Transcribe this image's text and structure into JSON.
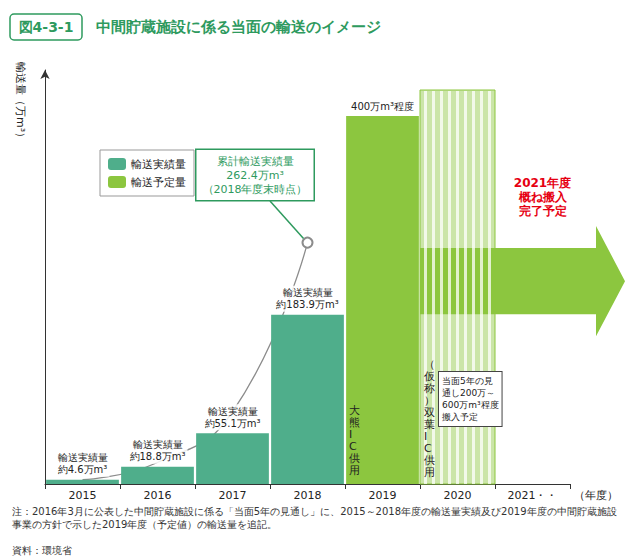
{
  "chart_data": {
    "type": "bar",
    "figure_label": "図4-3-1",
    "title": "中間貯蔵施設に係る当面の輸送のイメージ",
    "y_label": "輸送量（万m³）",
    "x_label": "（年度）",
    "categories": [
      "2015",
      "2016",
      "2017",
      "2018",
      "2019",
      "2020",
      "2021・・"
    ],
    "series": [
      {
        "name": "輸送実績量",
        "type": "bar",
        "color": "#4fae8b",
        "values": [
          4.6,
          18.8,
          55.1,
          183.9,
          null,
          null,
          null
        ],
        "value_labels": [
          "輸送実績量\n約4.6万m³",
          "輸送実績量\n約18.8万m³",
          "輸送実績量\n約55.1万m³",
          "輸送実績量\n約183.9万m³",
          null,
          null,
          null
        ]
      },
      {
        "name": "輸送予定量",
        "type": "bar",
        "color": "#8cc63f",
        "values": [
          null,
          null,
          null,
          null,
          400,
          null,
          null
        ],
        "value_labels": [
          null,
          null,
          null,
          null,
          "400万m³程度",
          null,
          null
        ]
      },
      {
        "type": "line",
        "color": "#8c8c8c",
        "marker": "circle",
        "values": [
          4.6,
          23.4,
          78.5,
          262.4,
          null,
          null,
          null
        ]
      }
    ],
    "annotations": [
      {
        "text": "累計輸送実績量\n262.4万m³\n（2018年度末時点）"
      },
      {
        "text": "大熊IC供用"
      },
      {
        "text": "（仮称）双葉IC供用"
      },
      {
        "text": "当面5年の見\n通し200万～\n600万m³程度\n搬入予定"
      },
      {
        "text": "2021年度\n概ね搬入\n完了予定",
        "color": "#e60012"
      }
    ],
    "ylim": [
      0,
      450
    ],
    "yticks": [],
    "grid": false,
    "legend": "upper left",
    "data_labels": true,
    "tick_labels": "x",
    "note": "注：2016年3月に公表した中間貯蔵施設に係る「当面5年の見通し」に、2015～2018年度の輸送量実績及び2019年度の中間貯蔵施設事業の方針で示した2019年度（予定値）の輸送量を追記。",
    "source": "資料：環境省"
  }
}
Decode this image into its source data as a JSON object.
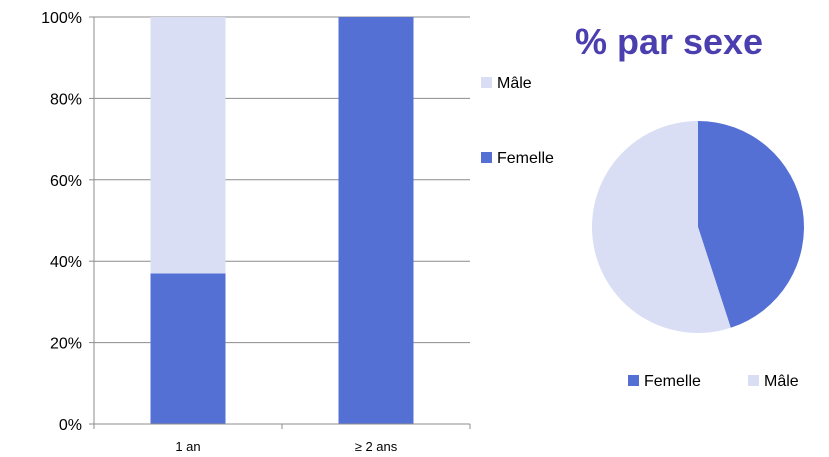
{
  "chart_data": [
    {
      "type": "bar",
      "stacked": true,
      "percent": true,
      "title": "",
      "xlabel": "",
      "ylabel": "",
      "categories": [
        "1 an",
        "≥ 2 ans"
      ],
      "series": [
        {
          "name": "Femelle",
          "values": [
            37,
            100
          ],
          "color": "#5470d4"
        },
        {
          "name": "Mâle",
          "values": [
            63,
            0
          ],
          "color": "#d9def4"
        }
      ],
      "ylim": [
        0,
        100
      ],
      "yticks": [
        "0%",
        "20%",
        "40%",
        "60%",
        "80%",
        "100%"
      ],
      "legend_order": [
        "Mâle",
        "Femelle"
      ],
      "legend_position": "right",
      "grid": true
    },
    {
      "type": "pie",
      "title": "% par sexe",
      "labels": [
        "Femelle",
        "Mâle"
      ],
      "values": [
        45,
        55
      ],
      "colors": [
        "#5470d4",
        "#d9def4"
      ],
      "legend_position": "bottom"
    }
  ]
}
________________________________________
The task >> How many lines in the records above hold the word "JSON"? Give only the number.

Answer below >> 2